------ EXCERPT TO READ ------

I will post a new Janet Craig Compacta photo when I repot these little dolls :)

Maybe I will pot separately and give as Holiday Host Gifts, since they are also know... read more


On Jun 28, 2013, foxhead128 from New York, NY wrote:

I bought a small "Janet Craig Compacta" for my room recently. It gets a lot of indirect sunlight and receives water about once a week.

After I bought it, I kept it isolated from my other plants for a bit - wisely, it turns out, because there was a slug in it. I later checked the soil and found lots of bugs in it, after which I freaked out, threw out all the soil, and re-potted the plant. Following this incident, the plant seems to be putting up nicely without a fuss, so I'm inclined to rate it positively.

------

REQUIRED ACTION 1
Quote the Janet Craig Compacta comments word for word, starting at "After I bought" and ending at "rate it positively.".
REQUIRED ACTION 2
In the Janet Craig Compacta comments, what three things does foxhead128 say they did after finding lots of bugs in the soil?
REQUIRED ACTION 3
According to the Janet Craig Compacta comments, what did foxhead128 find in the plant while keeping it isolated from their other plants?

------ RECORDS SHOWN ------

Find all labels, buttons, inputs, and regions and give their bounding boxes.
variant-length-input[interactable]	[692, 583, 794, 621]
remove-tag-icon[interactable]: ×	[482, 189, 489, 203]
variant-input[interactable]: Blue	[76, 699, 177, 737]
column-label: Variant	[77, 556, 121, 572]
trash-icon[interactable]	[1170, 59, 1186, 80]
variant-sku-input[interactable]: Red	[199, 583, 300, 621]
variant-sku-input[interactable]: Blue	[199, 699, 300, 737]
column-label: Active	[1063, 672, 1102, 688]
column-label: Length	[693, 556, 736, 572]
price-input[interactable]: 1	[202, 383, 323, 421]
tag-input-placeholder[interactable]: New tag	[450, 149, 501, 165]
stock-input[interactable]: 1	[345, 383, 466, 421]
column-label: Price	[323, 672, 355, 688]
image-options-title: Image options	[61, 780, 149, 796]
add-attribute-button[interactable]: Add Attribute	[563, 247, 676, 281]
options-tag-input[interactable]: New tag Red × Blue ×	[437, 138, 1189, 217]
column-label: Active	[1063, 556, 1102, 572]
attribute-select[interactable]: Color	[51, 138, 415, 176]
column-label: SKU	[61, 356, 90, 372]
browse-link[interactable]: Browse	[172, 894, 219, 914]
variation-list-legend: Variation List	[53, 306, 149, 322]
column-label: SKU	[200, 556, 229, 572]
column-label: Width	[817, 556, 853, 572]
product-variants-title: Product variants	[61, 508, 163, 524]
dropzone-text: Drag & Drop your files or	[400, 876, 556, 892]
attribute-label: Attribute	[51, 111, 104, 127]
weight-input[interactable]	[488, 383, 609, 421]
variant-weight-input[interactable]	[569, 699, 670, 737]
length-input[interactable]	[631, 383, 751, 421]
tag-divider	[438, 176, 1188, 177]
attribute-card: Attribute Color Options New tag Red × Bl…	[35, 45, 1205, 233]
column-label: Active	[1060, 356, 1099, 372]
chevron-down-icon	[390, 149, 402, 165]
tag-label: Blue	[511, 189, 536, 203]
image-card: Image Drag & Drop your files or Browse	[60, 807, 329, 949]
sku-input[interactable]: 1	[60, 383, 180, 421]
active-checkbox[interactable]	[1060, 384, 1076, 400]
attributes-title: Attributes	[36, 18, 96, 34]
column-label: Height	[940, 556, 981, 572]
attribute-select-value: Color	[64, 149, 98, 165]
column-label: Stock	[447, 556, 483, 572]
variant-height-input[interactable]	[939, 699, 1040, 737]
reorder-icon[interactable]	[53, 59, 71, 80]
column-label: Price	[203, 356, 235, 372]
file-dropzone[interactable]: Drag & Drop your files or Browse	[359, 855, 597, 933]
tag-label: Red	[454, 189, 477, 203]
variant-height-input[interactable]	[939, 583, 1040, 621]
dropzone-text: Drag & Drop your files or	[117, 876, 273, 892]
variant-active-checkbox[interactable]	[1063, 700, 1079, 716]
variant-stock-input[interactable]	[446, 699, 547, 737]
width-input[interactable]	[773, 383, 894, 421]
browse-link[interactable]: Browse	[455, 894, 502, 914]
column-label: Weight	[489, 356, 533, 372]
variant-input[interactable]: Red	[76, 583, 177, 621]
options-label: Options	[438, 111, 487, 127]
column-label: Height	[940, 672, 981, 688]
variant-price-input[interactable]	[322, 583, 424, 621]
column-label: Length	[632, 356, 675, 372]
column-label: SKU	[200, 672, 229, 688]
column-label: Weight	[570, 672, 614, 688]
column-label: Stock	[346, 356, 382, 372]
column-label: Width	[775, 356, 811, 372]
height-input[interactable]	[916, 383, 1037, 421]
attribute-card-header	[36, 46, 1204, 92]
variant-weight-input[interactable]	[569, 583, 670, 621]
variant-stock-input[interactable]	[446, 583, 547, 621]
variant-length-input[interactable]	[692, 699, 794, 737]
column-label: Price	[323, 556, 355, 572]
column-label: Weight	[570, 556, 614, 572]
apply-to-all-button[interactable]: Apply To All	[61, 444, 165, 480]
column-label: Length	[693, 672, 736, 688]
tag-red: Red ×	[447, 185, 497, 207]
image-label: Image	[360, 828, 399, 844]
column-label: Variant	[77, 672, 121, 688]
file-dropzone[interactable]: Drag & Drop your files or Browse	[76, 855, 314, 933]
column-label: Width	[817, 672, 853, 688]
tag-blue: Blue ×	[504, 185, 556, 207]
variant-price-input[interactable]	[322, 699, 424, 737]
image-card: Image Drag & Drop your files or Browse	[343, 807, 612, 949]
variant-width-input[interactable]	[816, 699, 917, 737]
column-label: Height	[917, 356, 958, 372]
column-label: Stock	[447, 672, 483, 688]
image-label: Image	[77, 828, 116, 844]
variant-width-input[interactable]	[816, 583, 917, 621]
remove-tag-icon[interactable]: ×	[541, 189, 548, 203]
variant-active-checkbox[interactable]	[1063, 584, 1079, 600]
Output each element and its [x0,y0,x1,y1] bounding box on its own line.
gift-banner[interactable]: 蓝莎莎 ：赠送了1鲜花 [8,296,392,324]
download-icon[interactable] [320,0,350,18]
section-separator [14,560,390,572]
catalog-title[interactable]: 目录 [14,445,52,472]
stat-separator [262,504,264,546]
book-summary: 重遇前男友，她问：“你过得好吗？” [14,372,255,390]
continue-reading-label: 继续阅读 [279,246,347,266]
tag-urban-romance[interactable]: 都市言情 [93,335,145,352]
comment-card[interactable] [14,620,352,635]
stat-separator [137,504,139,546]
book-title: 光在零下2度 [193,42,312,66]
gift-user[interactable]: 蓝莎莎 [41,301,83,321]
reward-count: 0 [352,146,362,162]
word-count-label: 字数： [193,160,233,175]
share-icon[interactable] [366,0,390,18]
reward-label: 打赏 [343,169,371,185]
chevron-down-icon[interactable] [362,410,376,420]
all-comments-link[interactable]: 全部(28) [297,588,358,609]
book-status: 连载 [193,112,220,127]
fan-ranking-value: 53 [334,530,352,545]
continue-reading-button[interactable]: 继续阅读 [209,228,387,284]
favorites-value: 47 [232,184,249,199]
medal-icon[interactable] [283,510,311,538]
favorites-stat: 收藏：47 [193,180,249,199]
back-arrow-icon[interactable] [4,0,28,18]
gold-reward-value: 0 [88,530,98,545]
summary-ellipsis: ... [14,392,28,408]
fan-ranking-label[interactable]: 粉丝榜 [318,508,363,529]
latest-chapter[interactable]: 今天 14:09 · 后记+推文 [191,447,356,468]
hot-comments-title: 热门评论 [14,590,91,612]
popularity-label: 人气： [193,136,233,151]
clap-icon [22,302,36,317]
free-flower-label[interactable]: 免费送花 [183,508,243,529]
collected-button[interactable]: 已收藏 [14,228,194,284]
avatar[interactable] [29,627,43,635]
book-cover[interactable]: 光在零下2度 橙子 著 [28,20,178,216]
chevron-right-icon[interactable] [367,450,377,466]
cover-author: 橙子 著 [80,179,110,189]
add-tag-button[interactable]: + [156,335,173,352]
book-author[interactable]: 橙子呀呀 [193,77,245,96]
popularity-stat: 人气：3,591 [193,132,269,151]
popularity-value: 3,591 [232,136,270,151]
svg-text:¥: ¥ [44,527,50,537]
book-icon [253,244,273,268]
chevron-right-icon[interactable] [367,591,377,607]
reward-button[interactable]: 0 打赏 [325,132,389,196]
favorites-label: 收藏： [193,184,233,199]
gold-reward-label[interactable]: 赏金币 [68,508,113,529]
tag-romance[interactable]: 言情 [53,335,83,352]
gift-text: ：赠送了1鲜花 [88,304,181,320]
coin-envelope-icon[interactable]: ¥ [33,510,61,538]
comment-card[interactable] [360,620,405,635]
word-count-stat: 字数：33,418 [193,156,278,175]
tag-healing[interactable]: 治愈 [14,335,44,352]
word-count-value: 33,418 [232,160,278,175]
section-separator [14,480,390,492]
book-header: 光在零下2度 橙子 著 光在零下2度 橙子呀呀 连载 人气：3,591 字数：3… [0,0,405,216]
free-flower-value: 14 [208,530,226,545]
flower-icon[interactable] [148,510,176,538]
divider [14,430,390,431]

------

YOUR SOLUTION 1
After I bought it, I kept it isolated from my other plants for a bit - wisely, it turns out, because there was a slug in it. I later checked the soil and found lots of bugs in it, after which I freaked out, threw out all the soil, and re-potted the plant. Following this incident, the plant seems to be putting up nicely without a fuss, so I'm inclined to rate it positively.

YOUR SOLUTION 2
- Freaked out
- Threw out all the soil
- Re-potted the plant

YOUR SOLUTION 3
A slug.